**What you have to do**
Copy out all the entries word for word.

**Task input**
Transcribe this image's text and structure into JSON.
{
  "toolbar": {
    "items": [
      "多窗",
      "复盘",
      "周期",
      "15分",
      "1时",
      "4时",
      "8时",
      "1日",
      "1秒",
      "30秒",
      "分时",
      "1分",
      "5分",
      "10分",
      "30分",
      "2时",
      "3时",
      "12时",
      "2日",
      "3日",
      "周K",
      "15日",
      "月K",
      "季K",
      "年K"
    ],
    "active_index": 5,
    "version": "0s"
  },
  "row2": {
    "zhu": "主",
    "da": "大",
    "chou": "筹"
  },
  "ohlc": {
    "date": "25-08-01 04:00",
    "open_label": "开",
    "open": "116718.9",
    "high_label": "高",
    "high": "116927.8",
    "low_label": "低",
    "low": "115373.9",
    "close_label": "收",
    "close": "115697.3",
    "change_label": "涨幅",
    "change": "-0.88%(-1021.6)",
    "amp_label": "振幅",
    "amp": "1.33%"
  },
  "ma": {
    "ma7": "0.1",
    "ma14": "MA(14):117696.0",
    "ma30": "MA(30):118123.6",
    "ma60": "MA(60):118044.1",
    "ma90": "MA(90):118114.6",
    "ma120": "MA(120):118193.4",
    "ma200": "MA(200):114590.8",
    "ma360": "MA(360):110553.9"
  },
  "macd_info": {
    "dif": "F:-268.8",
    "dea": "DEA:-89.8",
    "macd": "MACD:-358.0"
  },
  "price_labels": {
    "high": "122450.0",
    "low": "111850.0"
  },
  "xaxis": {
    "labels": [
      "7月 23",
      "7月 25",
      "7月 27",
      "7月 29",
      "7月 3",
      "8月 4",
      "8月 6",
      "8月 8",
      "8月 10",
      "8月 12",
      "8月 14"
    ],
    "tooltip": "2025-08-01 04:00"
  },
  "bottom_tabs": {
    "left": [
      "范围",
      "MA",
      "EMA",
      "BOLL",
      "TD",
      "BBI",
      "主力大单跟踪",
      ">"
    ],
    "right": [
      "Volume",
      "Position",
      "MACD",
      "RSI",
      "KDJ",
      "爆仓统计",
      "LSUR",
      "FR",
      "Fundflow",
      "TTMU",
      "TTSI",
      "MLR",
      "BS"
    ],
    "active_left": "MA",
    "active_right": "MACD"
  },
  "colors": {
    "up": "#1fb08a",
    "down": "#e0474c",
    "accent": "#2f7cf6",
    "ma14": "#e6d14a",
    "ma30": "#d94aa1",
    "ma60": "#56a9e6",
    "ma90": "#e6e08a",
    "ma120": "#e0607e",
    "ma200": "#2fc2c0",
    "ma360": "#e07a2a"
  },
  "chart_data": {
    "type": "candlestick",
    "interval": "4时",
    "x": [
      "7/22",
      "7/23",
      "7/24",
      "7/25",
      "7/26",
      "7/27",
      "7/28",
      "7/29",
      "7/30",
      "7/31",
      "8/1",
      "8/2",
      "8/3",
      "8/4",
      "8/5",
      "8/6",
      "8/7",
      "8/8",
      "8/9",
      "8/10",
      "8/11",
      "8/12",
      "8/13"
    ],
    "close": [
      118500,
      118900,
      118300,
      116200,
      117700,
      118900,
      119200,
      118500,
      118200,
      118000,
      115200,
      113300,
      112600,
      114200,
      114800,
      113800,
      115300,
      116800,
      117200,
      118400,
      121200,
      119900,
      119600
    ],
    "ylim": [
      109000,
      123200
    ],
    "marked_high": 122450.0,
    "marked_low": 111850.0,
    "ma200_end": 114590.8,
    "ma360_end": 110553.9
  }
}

**Reply to the task**
Transcribe this image's text and structure into JSON.
{
  "toolbar": {
    "items": [
      "多窗",
      "复盘",
      "周期",
      "15分",
      "1时",
      "4时",
      "8时",
      "1日",
      "1秒",
      "30秒",
      "分时",
      "1分",
      "5分",
      "10分",
      "30分",
      "2时",
      "3时",
      "12时",
      "2日",
      "3日",
      "周K",
      "15日",
      "月K",
      "季K",
      "年K"
    ],
    "active_index": 5,
    "version": "0s"
  },
  "row2": {
    "zhu": "主",
    "da": "大",
    "chou": "筹"
  },
  "ohlc": {
    "date": "25-08-01 04:00",
    "open_label": "开",
    "open": "116718.9",
    "high_label": "高",
    "high": "116927.8",
    "low_label": "低",
    "low": "115373.9",
    "close_label": "收",
    "close": "115697.3",
    "change_label": "涨幅",
    "change": "-0.88%(-1021.6)",
    "amp_label": "振幅",
    "amp": "1.33%"
  },
  "ma": {
    "ma7": "0.1",
    "ma14": "MA(14):117696.0",
    "ma30": "MA(30):118123.6",
    "ma60": "MA(60):118044.1",
    "ma90": "MA(90):118114.6",
    "ma120": "MA(120):118193.4",
    "ma200": "MA(200):114590.8",
    "ma360": "MA(360):110553.9"
  },
  "macd_info": {
    "dif": "F:-268.8",
    "dea": "DEA:-89.8",
    "macd": "MACD:-358.0"
  },
  "price_labels": {
    "high": "122450.0",
    "low": "111850.0"
  },
  "xaxis": {
    "labels": [
      "7月 23",
      "7月 25",
      "7月 27",
      "7月 29",
      "7月 3",
      "8月 4",
      "8月 6",
      "8月 8",
      "8月 10",
      "8月 12",
      "8月 14"
    ],
    "tooltip": "2025-08-01 04:00"
  },
  "bottom_tabs": {
    "left": [
      "范围",
      "MA",
      "EMA",
      "BOLL",
      "TD",
      "BBI",
      "主力大单跟踪",
      ">"
    ],
    "right": [
      "Volume",
      "Position",
      "MACD",
      "RSI",
      "KDJ",
      "爆仓统计",
      "LSUR",
      "FR",
      "Fundflow",
      "TTMU",
      "TTSI",
      "MLR",
      "BS"
    ],
    "active_left": "MA",
    "active_right": "MACD"
  },
  "colors": {
    "up": "#1fb08a",
    "down": "#e0474c",
    "accent": "#2f7cf6",
    "ma14": "#e6d14a",
    "ma30": "#d94aa1",
    "ma60": "#56a9e6",
    "ma90": "#e6e08a",
    "ma120": "#e0607e",
    "ma200": "#2fc2c0",
    "ma360": "#e07a2a"
  },
  "chart_data": {
    "type": "candlestick",
    "interval": "4时",
    "x": [
      "7/22",
      "7/23",
      "7/24",
      "7/25",
      "7/26",
      "7/27",
      "7/28",
      "7/29",
      "7/30",
      "7/31",
      "8/1",
      "8/2",
      "8/3",
      "8/4",
      "8/5",
      "8/6",
      "8/7",
      "8/8",
      "8/9",
      "8/10",
      "8/11",
      "8/12",
      "8/13"
    ],
    "close": [
      118500,
      118900,
      118300,
      116200,
      117700,
      118900,
      119200,
      118500,
      118200,
      118000,
      115200,
      113300,
      112600,
      114200,
      114800,
      113800,
      115300,
      116800,
      117200,
      118400,
      121200,
      119900,
      119600
    ],
    "ylim": [
      109000,
      123200
    ],
    "marked_high": 122450.0,
    "marked_low": 111850.0,
    "ma200_end": 114590.8,
    "ma360_end": 110553.9
  }
}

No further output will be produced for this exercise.